# Directive
From the entries below, copy every line holding the word "Zhulkeflee".

# The data
[Start]

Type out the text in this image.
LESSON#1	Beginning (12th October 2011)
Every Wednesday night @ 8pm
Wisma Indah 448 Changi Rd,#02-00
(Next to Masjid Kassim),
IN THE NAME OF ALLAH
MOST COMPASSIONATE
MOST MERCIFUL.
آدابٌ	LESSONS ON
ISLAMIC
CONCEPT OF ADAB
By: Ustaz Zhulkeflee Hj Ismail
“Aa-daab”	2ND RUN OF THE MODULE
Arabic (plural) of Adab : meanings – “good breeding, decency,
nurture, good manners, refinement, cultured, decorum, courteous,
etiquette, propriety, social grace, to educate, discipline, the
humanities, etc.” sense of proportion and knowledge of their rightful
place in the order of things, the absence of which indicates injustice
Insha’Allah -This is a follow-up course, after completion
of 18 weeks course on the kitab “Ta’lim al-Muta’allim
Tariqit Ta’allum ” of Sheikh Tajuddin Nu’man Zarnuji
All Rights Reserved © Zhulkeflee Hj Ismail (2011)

[End]

# Full response
By: Ustaz Zhulkeflee Hj Ismail
All Rights Reserved © Zhulkeflee Hj Ismail (2011)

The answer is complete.